-------- Brano selezionato
In particolare, quest’ultimo, nato dalla contemplazione della volta celeste, restituisce una tensione verso l’immenso e l’irraggiungibile che trova corrispondenza con l’opera di LETIA – Letizia Cariello. La musica diventa così un mezzo per amplificare la dimensione mentale dell’installazione, generando una “stanza” in cui esperienza sensibile e immaginazione coincidono.

Il Catalogo
La mostra è accompagnata da un catalogo edito da SilvanaEditoriale, con testi di Letizia Cariello, della curatrice e critica d’arte Lea Vergine (Napoli, 1936 – Milano, 2020) e dell’architetto Sonia Calzoni, docente di Progettazione architettonica al Politecnico di Milano, presidente di In-arch Lombardia e progettista del futuro ampliamento al Secondo Arengario del Museo del Novecento di Milano. Oltre che di Gianfranco Maraniello, Direttore Musei d’Arte Moderna e Contemporanea del Comune di Milano, e di Paola Zatti, Conservatore responsabile GAM, con un’intervista all’artista.
----------------
# [Consegna 1]
Riassumi il brano selezionato in due frasi.
# [Consegna 2]
Riporta senza modifiche la parte del brano selezionato che si apre con le parole contenenti "Il Catalogo" e si chiude con "con un’intervista all’artista.".
# [Consegna 3]
Secondo il brano selezionato, quale casa editrice ha pubblicato il catalogo della mostra?
-------- Materiale fornito
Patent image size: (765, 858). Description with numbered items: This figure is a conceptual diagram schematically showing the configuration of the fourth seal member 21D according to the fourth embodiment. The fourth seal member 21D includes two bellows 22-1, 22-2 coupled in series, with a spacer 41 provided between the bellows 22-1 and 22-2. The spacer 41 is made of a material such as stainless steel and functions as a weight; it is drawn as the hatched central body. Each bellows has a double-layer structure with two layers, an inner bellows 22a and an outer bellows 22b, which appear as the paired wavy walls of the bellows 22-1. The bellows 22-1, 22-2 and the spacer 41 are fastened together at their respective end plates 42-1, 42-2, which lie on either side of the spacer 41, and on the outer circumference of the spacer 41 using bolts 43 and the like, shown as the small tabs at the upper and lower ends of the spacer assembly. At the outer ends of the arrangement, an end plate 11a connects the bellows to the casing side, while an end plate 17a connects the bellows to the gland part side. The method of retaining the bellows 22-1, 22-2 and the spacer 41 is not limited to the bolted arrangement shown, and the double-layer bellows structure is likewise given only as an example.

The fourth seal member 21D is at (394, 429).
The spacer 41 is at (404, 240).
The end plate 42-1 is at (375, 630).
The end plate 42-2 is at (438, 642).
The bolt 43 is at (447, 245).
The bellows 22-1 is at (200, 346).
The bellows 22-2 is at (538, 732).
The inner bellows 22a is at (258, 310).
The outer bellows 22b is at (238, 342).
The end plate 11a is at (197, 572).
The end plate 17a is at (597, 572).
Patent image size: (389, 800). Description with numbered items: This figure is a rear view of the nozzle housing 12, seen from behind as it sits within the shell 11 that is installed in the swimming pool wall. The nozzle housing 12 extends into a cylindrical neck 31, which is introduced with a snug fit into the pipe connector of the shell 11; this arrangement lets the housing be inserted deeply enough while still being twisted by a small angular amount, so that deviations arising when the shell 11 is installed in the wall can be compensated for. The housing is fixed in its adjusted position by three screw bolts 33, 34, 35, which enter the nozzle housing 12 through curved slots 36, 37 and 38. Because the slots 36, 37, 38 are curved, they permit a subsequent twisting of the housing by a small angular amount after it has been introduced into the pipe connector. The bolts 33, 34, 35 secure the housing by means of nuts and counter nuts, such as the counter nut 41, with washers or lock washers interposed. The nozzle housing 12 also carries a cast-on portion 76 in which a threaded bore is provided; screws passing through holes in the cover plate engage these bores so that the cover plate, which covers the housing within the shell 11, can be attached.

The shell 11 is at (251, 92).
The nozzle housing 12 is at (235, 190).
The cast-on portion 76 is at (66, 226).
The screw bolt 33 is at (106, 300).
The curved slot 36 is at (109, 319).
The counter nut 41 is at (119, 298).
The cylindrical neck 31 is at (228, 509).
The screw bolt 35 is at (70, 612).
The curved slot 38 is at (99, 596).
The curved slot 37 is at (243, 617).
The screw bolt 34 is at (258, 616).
----------------
# [Risultato dell'esercizio 1]
Nel brano selezionato la musica serve ad amplificare la dimensione mentale dell'installazione e genera una "stanza" in cui esperienza sensibile e immaginazione coincidono. La mostra è accompagnata da un catalogo edito da SilvanaEditoriale, con testi di Letizia Cariello, Lea Vergine, Sonia Calzoni, Gianfranco Maraniello e Paola Zatti e con un'intervista all'artista.

# [Risultato dell'esercizio 2]
Il Catalogo
La mostra è accompagnata da un catalogo edito da SilvanaEditoriale, con testi di Letizia Cariello, della curatrice e critica d’arte Lea Vergine (Napoli, 1936 – Milano, 2020) e dell’architetto Sonia Calzoni, docente di Progettazione architettonica al Politecnico di Milano, presidente di In-arch Lombardia e progettista del futuro ampliamento al Secondo Arengario del Museo del Novecento di Milano. Oltre che di Gianfranco Maraniello, Direttore Musei d’Arte Moderna e Contemporanea del Comune di Milano, e di Paola Zatti, Conservatore responsabile GAM, con un’intervista all’artista.

# [Risultato dell'esercizio 3]
Il catalogo è edito da SilvanaEditoriale.